Dataset items –
◇ ◇ ◇

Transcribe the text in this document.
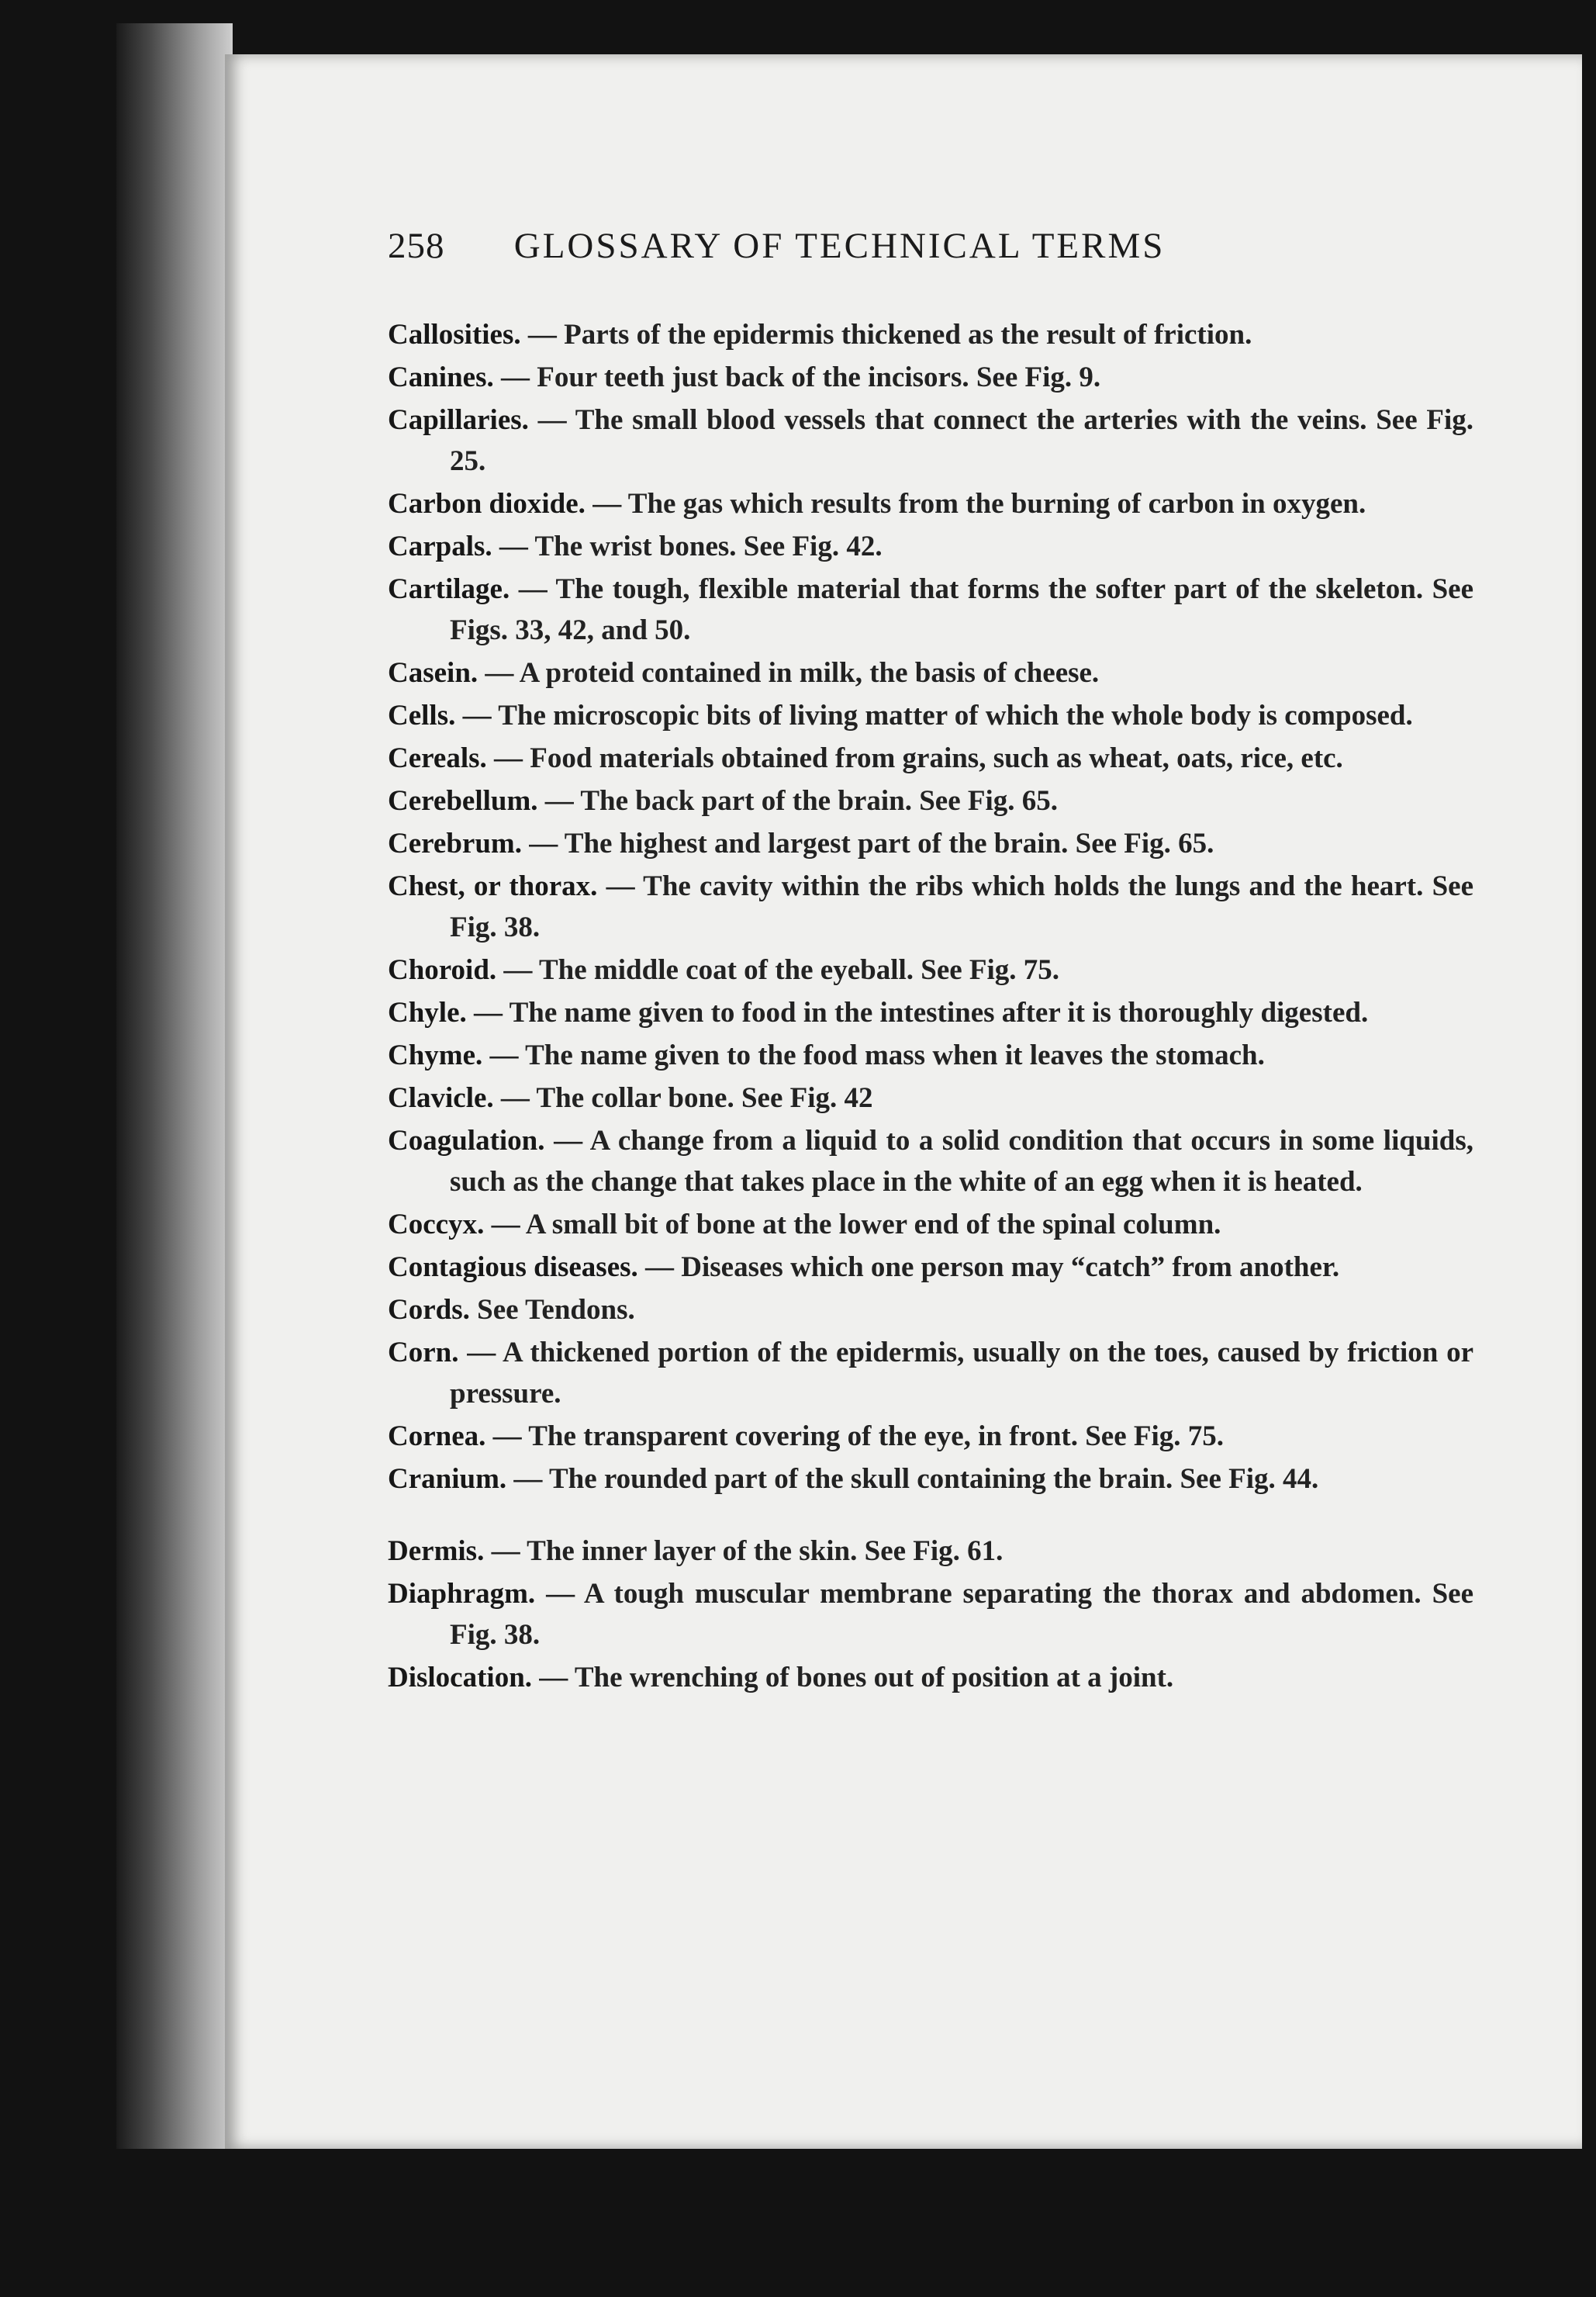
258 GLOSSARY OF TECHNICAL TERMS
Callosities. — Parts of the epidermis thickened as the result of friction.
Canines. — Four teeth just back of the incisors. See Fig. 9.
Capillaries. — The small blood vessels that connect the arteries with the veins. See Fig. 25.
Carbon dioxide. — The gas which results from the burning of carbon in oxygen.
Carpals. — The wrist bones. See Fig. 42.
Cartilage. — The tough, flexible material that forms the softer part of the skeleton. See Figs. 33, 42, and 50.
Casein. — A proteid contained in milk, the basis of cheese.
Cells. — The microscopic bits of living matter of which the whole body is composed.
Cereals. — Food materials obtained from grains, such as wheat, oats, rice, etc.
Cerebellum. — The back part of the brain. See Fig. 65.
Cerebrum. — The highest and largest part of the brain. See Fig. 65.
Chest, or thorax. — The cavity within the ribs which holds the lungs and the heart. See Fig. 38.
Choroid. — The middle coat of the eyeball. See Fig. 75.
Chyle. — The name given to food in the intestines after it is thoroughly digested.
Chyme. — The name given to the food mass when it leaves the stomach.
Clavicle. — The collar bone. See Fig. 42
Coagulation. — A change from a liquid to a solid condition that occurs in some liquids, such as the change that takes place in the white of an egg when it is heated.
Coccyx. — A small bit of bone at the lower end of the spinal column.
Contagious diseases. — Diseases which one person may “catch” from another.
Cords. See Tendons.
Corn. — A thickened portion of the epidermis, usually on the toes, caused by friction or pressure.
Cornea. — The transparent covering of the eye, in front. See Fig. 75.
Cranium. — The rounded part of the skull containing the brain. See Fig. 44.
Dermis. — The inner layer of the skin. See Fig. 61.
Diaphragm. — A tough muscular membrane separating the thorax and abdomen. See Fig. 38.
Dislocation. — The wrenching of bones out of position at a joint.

◇ ◇ ◇

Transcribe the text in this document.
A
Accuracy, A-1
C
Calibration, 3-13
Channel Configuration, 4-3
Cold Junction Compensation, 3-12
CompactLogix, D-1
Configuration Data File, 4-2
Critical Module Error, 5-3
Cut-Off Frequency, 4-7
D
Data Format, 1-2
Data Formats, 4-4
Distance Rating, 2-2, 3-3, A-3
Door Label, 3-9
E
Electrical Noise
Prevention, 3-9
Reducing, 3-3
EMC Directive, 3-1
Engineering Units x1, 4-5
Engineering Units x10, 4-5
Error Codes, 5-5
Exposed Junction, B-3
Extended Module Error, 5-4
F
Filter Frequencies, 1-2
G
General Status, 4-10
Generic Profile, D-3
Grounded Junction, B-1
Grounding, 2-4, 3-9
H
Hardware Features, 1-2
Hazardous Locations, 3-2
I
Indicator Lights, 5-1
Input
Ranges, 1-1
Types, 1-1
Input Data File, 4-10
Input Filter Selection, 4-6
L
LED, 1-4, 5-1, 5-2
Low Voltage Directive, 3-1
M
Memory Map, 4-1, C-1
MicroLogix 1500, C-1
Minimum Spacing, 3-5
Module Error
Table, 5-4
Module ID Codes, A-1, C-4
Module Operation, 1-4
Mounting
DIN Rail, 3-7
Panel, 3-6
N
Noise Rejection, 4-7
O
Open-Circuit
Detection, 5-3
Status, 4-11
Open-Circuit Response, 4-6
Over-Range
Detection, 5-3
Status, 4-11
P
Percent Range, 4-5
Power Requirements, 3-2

◇ ◇ ◇

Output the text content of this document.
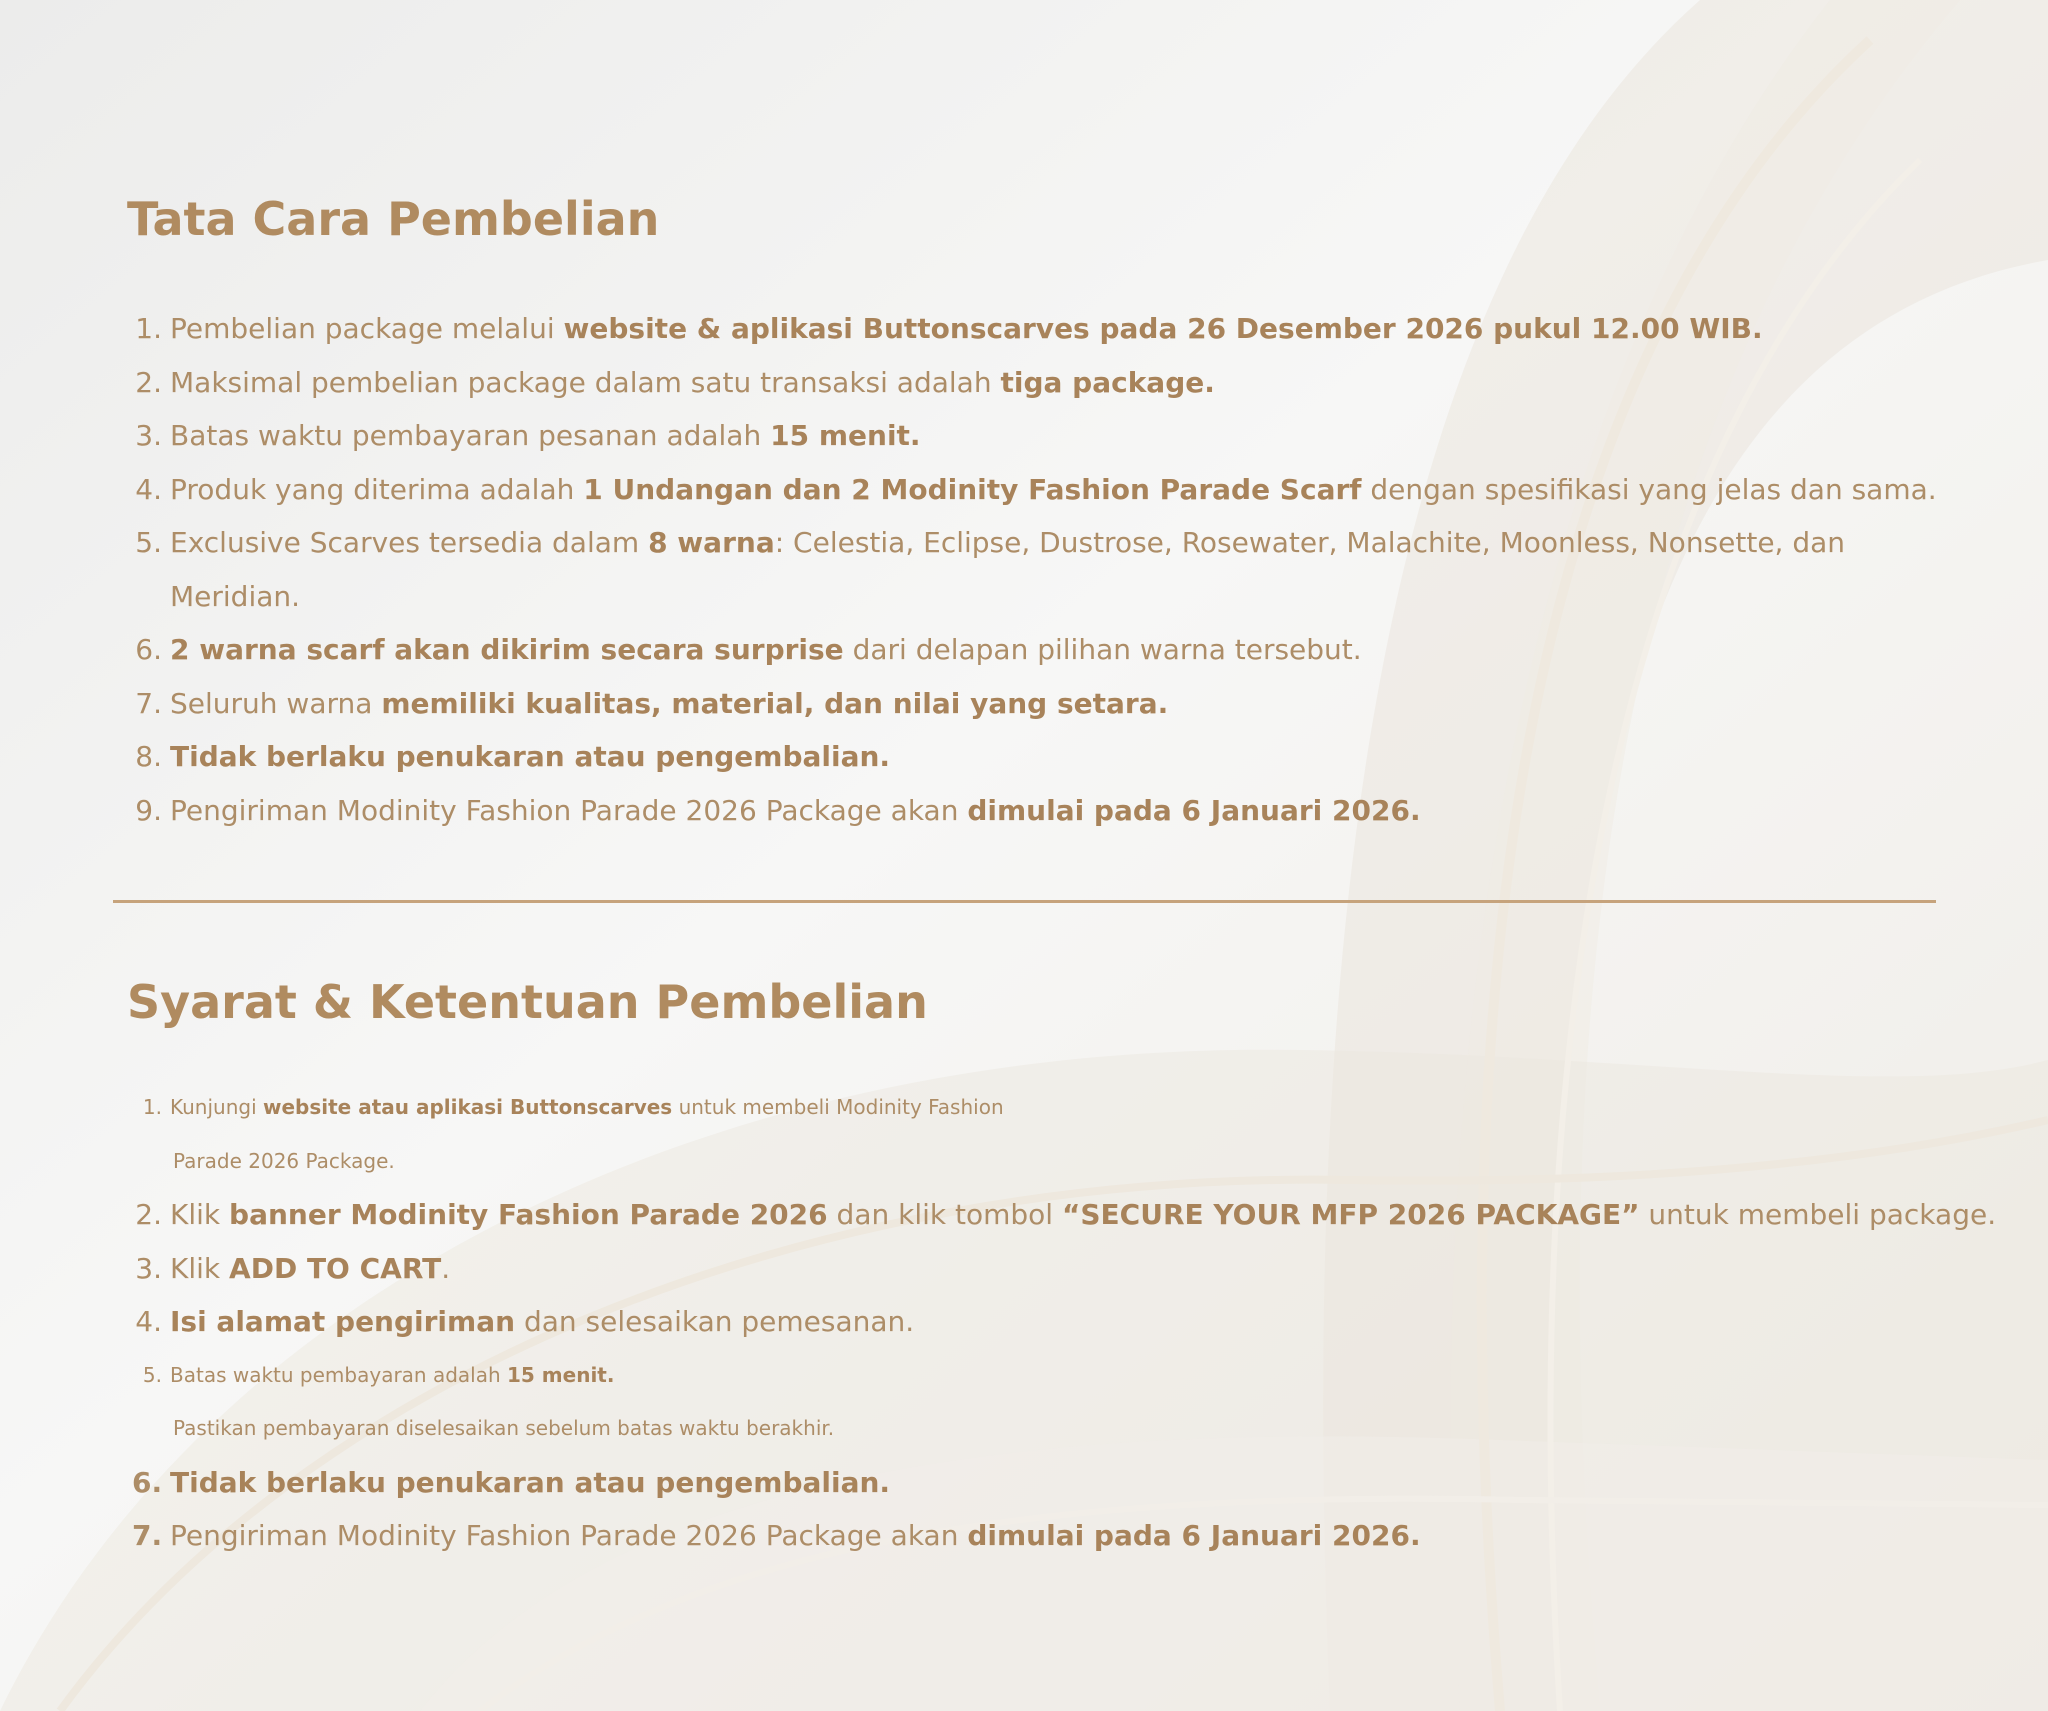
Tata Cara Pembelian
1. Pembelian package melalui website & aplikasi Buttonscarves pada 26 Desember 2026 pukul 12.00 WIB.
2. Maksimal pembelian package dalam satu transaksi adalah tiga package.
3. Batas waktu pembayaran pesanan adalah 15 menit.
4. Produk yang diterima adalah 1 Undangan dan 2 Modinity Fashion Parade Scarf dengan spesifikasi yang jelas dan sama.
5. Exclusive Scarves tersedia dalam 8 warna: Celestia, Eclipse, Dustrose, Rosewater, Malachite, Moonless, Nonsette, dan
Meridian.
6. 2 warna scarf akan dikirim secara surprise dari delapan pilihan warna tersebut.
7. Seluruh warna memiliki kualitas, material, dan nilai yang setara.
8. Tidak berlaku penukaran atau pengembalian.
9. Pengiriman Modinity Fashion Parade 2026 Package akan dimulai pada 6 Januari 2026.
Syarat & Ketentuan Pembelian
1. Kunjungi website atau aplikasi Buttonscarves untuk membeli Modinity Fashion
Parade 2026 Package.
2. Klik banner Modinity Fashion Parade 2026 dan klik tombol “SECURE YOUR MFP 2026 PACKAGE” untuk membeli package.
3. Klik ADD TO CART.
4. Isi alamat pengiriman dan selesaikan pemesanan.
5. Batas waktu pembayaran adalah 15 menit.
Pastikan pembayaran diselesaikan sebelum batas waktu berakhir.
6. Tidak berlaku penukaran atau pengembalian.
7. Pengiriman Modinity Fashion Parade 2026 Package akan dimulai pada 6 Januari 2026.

◇ ◇ ◇

Short task –
From the listing, tally every line with the word "Filter" in it and give only the tally.

Written solution –
2